Work out how many lines of the records contain "selected". Answer with the number and nothing else.

────────────────────────────────────────

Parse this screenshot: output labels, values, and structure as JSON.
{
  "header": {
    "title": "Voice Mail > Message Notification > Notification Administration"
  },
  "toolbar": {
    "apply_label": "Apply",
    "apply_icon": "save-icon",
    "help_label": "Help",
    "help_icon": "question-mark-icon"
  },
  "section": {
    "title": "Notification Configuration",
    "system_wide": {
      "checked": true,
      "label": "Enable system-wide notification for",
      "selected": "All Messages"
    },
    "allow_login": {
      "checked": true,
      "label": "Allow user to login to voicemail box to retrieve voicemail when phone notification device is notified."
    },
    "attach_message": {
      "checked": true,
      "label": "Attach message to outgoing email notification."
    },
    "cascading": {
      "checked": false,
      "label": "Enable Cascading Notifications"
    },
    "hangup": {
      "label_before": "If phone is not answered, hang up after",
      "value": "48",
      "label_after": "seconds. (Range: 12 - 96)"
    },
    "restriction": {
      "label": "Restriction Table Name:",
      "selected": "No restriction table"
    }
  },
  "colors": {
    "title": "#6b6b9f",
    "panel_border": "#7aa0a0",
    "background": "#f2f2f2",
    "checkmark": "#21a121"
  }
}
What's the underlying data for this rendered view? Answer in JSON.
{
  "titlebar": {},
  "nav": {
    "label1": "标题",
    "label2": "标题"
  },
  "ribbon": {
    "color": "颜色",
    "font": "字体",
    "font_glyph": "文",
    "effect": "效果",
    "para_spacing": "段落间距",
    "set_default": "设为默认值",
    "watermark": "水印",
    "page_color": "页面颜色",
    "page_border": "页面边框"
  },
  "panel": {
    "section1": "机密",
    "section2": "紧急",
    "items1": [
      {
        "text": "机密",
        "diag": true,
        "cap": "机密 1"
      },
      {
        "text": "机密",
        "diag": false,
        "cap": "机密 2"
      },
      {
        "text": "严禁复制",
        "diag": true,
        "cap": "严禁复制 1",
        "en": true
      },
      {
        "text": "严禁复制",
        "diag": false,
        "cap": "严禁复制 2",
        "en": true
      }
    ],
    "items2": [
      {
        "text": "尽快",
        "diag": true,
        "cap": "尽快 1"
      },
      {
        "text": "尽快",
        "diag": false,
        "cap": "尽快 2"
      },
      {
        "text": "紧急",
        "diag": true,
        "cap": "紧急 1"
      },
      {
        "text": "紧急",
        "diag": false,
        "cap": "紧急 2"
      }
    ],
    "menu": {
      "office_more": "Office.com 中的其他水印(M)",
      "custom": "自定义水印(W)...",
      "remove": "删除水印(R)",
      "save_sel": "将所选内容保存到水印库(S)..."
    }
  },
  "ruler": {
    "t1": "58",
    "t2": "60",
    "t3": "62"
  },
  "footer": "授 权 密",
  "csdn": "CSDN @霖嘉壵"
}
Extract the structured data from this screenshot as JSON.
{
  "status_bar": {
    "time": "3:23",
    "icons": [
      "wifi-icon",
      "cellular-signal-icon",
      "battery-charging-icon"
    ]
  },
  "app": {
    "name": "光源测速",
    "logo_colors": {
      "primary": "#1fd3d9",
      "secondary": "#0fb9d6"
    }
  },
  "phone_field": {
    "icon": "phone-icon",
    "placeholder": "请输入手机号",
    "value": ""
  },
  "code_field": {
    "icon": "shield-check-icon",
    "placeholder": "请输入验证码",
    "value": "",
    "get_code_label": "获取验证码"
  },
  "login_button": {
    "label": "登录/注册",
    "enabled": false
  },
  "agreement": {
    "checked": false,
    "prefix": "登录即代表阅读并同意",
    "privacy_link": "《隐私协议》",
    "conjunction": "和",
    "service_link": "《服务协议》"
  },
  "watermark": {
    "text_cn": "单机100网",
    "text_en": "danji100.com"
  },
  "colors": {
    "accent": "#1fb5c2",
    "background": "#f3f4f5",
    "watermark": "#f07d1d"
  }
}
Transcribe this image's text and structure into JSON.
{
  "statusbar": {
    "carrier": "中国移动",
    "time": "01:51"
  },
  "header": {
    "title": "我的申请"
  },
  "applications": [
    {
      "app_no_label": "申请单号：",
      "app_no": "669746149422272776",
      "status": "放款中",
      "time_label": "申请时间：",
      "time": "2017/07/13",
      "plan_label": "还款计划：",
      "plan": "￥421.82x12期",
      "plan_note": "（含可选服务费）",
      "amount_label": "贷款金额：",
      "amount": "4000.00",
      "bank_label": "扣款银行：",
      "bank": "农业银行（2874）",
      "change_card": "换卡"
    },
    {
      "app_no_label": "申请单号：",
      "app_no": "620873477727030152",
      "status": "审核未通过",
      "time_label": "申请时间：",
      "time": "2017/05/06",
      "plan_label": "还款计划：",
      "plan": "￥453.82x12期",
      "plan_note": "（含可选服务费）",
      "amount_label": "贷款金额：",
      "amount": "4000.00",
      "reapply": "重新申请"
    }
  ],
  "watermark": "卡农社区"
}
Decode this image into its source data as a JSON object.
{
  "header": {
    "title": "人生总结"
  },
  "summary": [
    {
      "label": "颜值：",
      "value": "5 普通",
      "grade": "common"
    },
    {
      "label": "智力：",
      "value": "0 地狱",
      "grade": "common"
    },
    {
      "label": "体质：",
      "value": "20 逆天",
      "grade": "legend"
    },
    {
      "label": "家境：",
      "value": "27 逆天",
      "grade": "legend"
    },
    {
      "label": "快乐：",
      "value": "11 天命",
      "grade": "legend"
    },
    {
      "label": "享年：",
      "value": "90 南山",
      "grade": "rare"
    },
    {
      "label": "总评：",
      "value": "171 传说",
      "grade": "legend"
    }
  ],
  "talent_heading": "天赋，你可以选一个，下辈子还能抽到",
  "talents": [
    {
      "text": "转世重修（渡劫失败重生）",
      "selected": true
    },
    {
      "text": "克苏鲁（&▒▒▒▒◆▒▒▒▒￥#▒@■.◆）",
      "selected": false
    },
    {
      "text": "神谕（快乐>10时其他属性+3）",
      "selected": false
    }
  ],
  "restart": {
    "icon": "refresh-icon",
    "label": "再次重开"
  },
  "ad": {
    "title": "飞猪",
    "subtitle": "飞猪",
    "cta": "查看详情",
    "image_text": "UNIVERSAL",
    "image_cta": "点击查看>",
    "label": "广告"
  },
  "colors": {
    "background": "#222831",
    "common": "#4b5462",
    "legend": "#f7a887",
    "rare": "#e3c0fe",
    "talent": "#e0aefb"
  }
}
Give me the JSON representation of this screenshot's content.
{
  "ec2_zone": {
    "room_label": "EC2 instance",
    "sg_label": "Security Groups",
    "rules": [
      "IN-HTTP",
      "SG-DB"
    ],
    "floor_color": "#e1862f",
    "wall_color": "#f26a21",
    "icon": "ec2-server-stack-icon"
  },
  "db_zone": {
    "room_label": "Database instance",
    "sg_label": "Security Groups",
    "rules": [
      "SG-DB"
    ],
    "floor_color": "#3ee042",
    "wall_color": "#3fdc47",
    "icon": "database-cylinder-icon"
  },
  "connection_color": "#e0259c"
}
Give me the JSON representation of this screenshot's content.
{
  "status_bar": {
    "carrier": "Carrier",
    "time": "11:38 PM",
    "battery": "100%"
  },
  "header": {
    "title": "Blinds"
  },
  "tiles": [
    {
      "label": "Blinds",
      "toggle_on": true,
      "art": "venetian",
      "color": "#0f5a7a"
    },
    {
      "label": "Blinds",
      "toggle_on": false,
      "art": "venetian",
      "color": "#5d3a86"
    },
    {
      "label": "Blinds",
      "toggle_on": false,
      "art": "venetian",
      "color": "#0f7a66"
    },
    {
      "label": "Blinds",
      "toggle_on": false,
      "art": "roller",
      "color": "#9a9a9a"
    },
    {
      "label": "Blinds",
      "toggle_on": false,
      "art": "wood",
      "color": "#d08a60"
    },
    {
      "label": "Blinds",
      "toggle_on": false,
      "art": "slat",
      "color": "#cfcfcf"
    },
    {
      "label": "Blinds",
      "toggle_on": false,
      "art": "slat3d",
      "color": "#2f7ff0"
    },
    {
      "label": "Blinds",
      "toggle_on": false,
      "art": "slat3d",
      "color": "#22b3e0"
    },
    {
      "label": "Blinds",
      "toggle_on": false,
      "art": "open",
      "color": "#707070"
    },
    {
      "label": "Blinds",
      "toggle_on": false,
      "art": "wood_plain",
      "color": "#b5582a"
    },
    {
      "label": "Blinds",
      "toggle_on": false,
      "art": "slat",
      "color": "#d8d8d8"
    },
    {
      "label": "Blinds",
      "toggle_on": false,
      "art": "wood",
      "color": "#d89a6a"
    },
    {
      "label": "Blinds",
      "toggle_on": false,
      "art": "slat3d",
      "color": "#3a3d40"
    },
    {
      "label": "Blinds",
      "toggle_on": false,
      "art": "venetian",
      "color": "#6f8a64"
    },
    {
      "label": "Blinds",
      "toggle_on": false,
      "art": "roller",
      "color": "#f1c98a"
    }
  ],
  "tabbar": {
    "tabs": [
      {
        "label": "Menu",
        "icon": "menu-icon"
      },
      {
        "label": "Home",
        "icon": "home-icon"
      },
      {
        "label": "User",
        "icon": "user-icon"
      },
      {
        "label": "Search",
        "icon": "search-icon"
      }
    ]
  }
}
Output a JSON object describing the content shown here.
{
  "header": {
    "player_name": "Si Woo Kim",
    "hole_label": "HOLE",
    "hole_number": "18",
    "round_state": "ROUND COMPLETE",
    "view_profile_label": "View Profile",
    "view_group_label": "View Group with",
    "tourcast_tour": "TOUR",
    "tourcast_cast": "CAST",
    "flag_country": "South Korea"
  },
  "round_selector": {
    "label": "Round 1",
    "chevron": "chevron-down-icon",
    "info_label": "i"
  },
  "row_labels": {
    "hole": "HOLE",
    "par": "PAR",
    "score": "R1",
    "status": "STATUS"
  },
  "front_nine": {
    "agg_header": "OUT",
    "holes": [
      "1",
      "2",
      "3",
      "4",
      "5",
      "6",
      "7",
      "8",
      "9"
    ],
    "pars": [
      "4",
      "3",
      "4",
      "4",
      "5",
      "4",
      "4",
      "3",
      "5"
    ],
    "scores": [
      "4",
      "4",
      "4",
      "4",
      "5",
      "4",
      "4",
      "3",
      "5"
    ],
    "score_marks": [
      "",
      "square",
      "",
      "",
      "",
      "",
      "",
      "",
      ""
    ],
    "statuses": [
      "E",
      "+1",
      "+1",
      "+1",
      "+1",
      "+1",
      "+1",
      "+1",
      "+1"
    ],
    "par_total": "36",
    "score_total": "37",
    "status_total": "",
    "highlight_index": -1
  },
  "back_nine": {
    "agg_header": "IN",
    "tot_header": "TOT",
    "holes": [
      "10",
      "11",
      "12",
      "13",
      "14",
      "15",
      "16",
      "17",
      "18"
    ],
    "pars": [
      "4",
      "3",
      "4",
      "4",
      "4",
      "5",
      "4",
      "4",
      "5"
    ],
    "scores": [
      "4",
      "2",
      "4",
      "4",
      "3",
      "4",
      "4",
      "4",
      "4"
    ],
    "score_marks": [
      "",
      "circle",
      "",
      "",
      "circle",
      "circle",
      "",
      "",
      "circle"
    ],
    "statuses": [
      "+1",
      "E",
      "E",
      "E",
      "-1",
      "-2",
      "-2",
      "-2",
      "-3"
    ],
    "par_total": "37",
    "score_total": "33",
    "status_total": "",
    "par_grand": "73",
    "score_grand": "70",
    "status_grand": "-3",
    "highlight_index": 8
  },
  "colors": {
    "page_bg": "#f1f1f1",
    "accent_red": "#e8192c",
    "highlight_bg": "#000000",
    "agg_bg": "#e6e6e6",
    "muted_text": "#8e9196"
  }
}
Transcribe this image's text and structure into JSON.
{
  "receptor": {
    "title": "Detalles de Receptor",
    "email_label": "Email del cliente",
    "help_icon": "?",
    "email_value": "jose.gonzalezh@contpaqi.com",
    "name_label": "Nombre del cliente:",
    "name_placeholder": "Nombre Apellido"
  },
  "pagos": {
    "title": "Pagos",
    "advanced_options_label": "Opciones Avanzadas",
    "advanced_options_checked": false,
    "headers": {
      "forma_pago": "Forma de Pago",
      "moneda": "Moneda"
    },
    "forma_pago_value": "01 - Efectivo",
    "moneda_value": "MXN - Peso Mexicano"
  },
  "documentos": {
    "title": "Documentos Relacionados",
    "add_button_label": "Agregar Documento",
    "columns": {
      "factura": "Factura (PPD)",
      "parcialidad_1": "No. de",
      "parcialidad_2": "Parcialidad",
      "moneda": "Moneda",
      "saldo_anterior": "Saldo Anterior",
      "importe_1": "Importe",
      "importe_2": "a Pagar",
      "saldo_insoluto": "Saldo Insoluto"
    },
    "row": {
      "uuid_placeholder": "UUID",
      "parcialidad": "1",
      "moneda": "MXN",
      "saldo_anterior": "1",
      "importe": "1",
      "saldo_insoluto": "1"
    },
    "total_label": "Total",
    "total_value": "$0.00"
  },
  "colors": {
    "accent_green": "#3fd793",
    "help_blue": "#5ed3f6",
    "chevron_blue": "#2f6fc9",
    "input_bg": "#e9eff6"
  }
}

────────────────────────────────────────

**FINISHED TASK**
5